* **GIVEN TASK**: Give the number of lines that hold the string "this". Nothing else is needed.

* START ENTRIES SUPPLIED *

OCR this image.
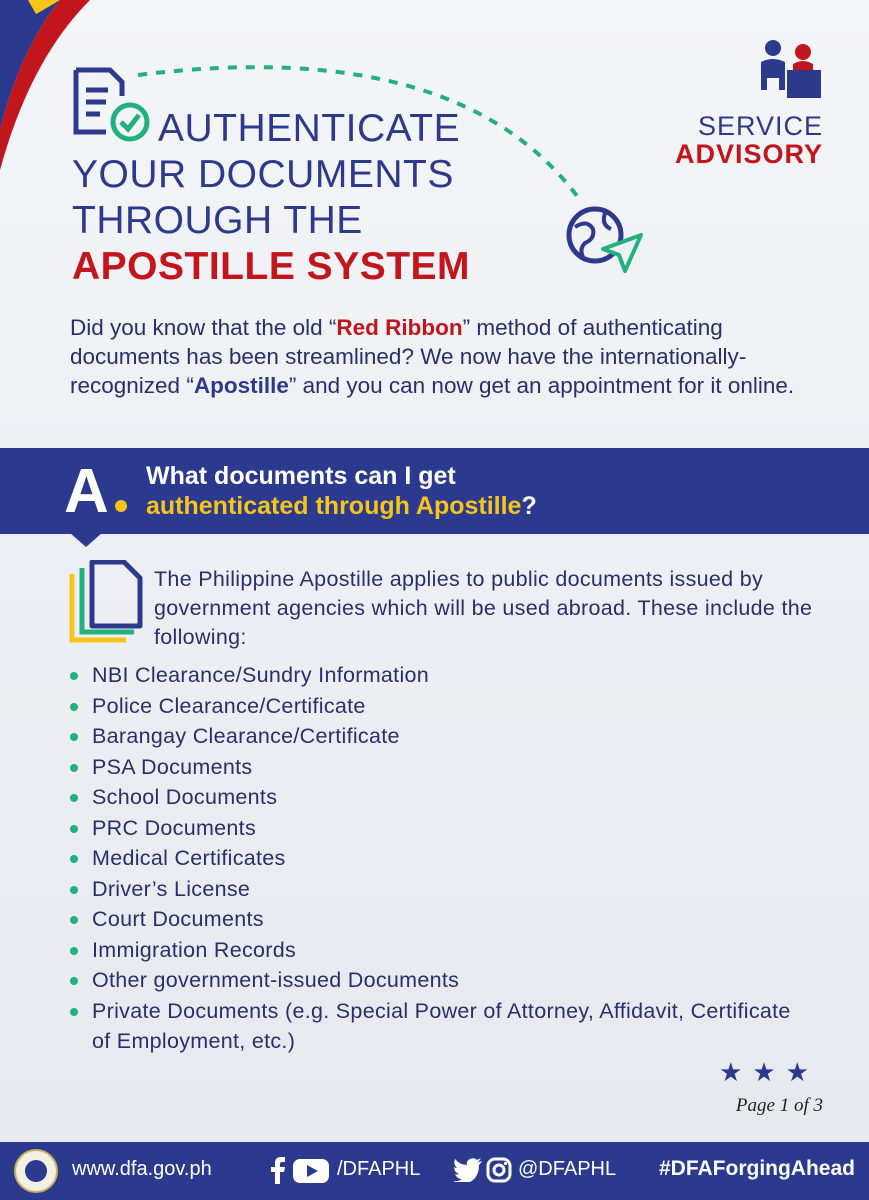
AUTHENTICATE
YOUR DOCUMENTS
THROUGH THE
APOSTILLE SYSTEM
SERVICE
ADVISORY

Did you know that the old “Red Ribbon” method of authenticating documents has been streamlined? We now have the internationally-recognized “Apostille” and you can now get an appointment for it online.

A What documents can I get
authenticated through Apostille?

The Philippine Apostille applies to public documents issued by government agencies which will be used abroad. These include the following:

NBI Clearance/Sundry Information
Police Clearance/Certificate
Barangay Clearance/Certificate
PSA Documents
School Documents
PRC Documents
Medical Certificates
Driver’s License
Court Documents
Immigration Records
Other government-issued Documents
Private Documents (e.g. Special Power of Attorney, Affidavit, Certificate of Employment, etc.)
★★★
Page 1 of 3
www.dfa.gov.ph	/DFAPHL	@DFAPHL #DFAForgingAhead
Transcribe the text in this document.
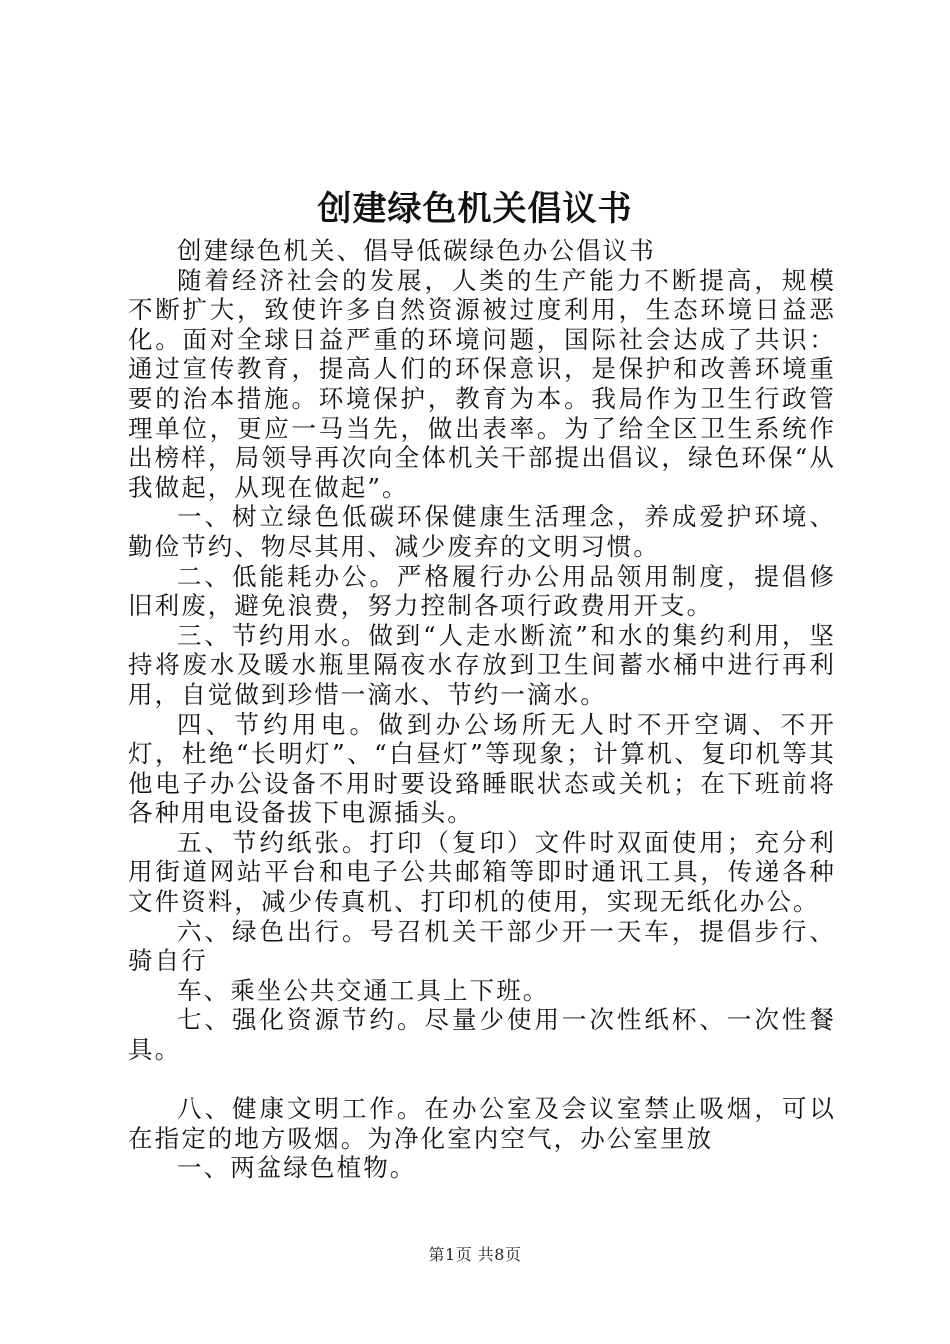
创建绿色机关倡议书

创建绿色机关、倡导低碳绿色办公倡议书

随着经济社会的发展，人类的生产能力不断提高，规模不断扩大，致使许多自然资源被过度利用，生态环境日益恶化。面对全球日益严重的环境问题，国际社会达成了共识：通过宣传教育，提高人们的环保意识，是保护和改善环境重要的治本措施。环境保护，教育为本。我局作为卫生行政管理单位，更应一马当先，做出表率。为了给全区卫生系统作出榜样，局领导再次向全体机关干部提出倡议，绿色环保“从我做起，从现在做起”。

一、树立绿色低碳环保健康生活理念，养成爱护环境、勤俭节约、物尽其用、减少废弃的文明习惯。

二、低能耗办公。严格履行办公用品领用制度，提倡修旧利废，避免浪费，努力控制各项行政费用开支。

三、节约用水。做到“人走水断流”和水的集约利用，坚持将废水及暖水瓶里隔夜水存放到卫生间蓄水桶中进行再利用，自觉做到珍惜一滴水、节约一滴水。

四、节约用电。做到办公场所无人时不开空调、不开灯，杜绝“长明灯”、“白昼灯”等现象；计算机、复印机等其他电子办公设备不用时要设臵睡眠状态或关机；在下班前将各种用电设备拔下电源插头。

五、节约纸张。打印（复印）文件时双面使用；充分利用街道网站平台和电子公共邮箱等即时通讯工具，传递各种文件资料，减少传真机、打印机的使用，实现无纸化办公。

六、绿色出行。号召机关干部少开一天车，提倡步行、骑自行

车、乘坐公共交通工具上下班。

七、强化资源节约。尽量少使用一次性纸杯、一次性餐具。

八、健康文明工作。在办公室及会议室禁止吸烟，可以在指定的地方吸烟。为净化室内空气，办公室里放

一、两盆绿色植物。

第1页 共8页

* END ENTRIES SUPPLIED *

* **WORKED ANSWER**: 2